- _Task brief_:
Quote exactly the lines running from the line with "What's the underlying" to the end of the entries, including both, and nothing else.

- _Supplied entries_:
----

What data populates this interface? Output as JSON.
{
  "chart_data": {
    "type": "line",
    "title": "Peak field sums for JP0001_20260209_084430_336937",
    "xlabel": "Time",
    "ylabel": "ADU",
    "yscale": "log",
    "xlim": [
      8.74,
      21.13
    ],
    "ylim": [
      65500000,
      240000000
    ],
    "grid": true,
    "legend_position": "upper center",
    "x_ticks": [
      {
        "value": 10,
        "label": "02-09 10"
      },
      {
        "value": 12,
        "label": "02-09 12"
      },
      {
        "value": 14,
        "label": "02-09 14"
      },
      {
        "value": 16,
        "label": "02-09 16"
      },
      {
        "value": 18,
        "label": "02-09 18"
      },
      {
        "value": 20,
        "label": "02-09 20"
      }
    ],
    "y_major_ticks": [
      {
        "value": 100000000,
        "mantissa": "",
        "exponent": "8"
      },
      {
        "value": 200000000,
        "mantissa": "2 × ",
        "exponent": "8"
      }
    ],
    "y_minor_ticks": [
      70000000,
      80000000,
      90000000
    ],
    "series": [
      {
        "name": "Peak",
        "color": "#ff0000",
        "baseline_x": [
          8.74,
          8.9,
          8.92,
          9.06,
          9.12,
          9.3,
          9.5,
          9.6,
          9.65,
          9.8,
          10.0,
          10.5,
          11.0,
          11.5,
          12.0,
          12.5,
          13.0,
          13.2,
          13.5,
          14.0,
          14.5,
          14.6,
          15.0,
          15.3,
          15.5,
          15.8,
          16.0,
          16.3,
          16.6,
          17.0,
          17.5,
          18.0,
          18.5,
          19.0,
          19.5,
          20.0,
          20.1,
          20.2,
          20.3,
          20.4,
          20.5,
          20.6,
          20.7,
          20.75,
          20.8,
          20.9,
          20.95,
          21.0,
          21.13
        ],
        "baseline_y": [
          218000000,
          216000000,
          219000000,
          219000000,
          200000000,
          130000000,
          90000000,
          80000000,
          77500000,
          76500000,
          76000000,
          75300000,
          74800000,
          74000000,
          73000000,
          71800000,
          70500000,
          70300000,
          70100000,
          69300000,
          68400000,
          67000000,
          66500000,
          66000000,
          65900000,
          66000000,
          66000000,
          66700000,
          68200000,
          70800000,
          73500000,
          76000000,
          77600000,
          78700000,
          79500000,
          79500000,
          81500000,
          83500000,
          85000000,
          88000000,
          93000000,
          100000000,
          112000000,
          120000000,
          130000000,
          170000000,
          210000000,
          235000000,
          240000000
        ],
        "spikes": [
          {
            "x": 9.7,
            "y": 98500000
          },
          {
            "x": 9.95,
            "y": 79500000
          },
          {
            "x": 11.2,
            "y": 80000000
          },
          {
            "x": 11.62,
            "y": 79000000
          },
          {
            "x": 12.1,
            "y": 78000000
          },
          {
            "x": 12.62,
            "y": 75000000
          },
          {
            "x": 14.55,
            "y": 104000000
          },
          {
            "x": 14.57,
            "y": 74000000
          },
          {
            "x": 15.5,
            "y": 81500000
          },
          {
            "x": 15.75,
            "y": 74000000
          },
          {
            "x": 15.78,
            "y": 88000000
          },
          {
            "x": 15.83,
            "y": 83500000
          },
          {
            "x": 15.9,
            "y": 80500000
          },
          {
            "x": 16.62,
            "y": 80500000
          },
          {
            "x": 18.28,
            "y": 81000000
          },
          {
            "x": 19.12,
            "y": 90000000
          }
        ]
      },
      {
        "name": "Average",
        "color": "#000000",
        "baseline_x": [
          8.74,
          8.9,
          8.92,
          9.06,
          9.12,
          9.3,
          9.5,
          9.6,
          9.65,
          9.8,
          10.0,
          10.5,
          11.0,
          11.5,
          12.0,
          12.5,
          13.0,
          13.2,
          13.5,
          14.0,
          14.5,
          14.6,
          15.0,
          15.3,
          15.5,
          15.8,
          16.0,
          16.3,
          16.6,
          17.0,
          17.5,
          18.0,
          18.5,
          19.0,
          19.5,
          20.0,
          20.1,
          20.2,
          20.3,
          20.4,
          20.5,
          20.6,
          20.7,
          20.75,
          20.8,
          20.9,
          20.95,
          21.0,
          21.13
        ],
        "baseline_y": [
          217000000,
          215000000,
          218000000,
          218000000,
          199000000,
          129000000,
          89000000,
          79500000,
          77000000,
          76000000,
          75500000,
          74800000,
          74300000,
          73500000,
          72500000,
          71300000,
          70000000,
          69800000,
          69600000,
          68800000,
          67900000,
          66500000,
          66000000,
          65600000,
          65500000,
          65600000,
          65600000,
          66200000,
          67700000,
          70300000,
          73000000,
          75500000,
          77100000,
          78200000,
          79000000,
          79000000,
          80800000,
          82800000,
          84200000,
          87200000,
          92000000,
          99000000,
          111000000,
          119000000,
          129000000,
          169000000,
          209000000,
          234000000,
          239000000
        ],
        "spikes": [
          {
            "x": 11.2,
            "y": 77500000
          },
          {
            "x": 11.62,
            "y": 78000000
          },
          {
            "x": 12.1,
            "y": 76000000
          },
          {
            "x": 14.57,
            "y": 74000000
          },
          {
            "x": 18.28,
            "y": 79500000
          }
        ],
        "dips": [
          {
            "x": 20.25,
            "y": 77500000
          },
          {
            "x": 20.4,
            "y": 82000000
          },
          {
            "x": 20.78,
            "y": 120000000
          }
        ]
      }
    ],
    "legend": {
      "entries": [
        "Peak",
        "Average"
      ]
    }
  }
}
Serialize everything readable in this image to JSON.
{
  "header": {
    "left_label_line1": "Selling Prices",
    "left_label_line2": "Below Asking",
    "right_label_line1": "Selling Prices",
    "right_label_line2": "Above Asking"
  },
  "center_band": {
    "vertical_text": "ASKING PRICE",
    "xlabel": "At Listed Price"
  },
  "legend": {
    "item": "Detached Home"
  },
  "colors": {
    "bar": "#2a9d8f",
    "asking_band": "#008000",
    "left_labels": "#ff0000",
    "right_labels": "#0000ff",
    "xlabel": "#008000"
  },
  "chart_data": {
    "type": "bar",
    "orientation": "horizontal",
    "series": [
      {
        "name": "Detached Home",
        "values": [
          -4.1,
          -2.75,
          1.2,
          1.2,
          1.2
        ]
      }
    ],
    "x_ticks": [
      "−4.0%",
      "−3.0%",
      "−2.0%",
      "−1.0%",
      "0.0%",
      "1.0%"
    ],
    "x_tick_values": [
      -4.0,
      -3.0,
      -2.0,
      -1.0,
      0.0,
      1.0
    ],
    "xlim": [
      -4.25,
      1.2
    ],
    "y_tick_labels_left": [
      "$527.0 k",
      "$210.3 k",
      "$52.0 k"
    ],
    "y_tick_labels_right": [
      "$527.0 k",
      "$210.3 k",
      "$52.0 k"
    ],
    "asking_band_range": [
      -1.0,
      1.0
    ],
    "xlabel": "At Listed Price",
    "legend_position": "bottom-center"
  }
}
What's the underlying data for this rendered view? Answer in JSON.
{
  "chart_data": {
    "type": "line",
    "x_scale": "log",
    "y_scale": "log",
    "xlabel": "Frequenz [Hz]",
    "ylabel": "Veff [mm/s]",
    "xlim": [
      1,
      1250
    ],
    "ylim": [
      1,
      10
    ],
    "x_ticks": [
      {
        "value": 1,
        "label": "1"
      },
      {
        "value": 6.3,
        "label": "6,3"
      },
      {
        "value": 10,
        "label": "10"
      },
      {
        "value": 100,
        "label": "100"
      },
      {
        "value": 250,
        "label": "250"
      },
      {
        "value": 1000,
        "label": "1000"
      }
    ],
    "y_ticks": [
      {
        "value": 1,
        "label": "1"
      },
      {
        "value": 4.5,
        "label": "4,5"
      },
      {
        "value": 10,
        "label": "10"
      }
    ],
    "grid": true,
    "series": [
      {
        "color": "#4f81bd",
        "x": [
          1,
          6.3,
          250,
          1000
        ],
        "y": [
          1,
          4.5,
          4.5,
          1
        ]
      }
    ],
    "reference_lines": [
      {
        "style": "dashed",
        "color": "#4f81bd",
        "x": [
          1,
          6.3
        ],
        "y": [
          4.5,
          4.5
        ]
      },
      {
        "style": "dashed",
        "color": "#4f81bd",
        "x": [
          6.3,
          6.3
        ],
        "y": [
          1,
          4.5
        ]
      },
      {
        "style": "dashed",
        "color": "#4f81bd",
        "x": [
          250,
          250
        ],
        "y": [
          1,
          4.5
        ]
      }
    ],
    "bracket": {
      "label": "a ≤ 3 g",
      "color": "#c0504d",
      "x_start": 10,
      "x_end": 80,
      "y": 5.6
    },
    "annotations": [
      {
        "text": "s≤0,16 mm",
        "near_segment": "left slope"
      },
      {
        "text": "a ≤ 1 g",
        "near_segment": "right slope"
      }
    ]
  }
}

----

- _Answer to the task_:
What's the underlying data for this rendered view? Answer in JSON.
{
  "chart_data": {
    "type": "line",
    "x_scale": "log",
    "y_scale": "log",
    "xlabel": "Frequenz [Hz]",
    "ylabel": "Veff [mm/s]",
    "xlim": [
      1,
      1250
    ],
    "ylim": [
      1,
      10
    ],
    "x_ticks": [
      {
        "value": 1,
        "label": "1"
      },
      {
        "value": 6.3,
        "label": "6,3"
      },
      {
        "value": 10,
        "label": "10"
      },
      {
        "value": 100,
        "label": "100"
      },
      {
        "value": 250,
        "label": "250"
      },
      {
        "value": 1000,
        "label": "1000"
      }
    ],
    "y_ticks": [
      {
        "value": 1,
        "label": "1"
      },
      {
        "value": 4.5,
        "label": "4,5"
      },
      {
        "value": 10,
        "label": "10"
      }
    ],
    "grid": true,
    "series": [
      {
        "color": "#4f81bd",
        "x": [
          1,
          6.3,
          250,
          1000
        ],
        "y": [
          1,
          4.5,
          4.5,
          1
        ]
      }
    ],
    "reference_lines": [
      {
        "style": "dashed",
        "color": "#4f81bd",
        "x": [
          1,
          6.3
        ],
        "y": [
          4.5,
          4.5
        ]
      },
      {
        "style": "dashed",
        "color": "#4f81bd",
        "x": [
          6.3,
          6.3
        ],
        "y": [
          1,
          4.5
        ]
      },
      {
        "style": "dashed",
        "color": "#4f81bd",
        "x": [
          250,
          250
        ],
        "y": [
          1,
          4.5
        ]
      }
    ],
    "bracket": {
      "label": "a ≤ 3 g",
      "color": "#c0504d",
      "x_start": 10,
      "x_end": 80,
      "y": 5.6
    },
    "annotations": [
      {
        "text": "s≤0,16 mm",
        "near_segment": "left slope"
      },
      {
        "text": "a ≤ 1 g",
        "near_segment": "right slope"
      }
    ]
  }
}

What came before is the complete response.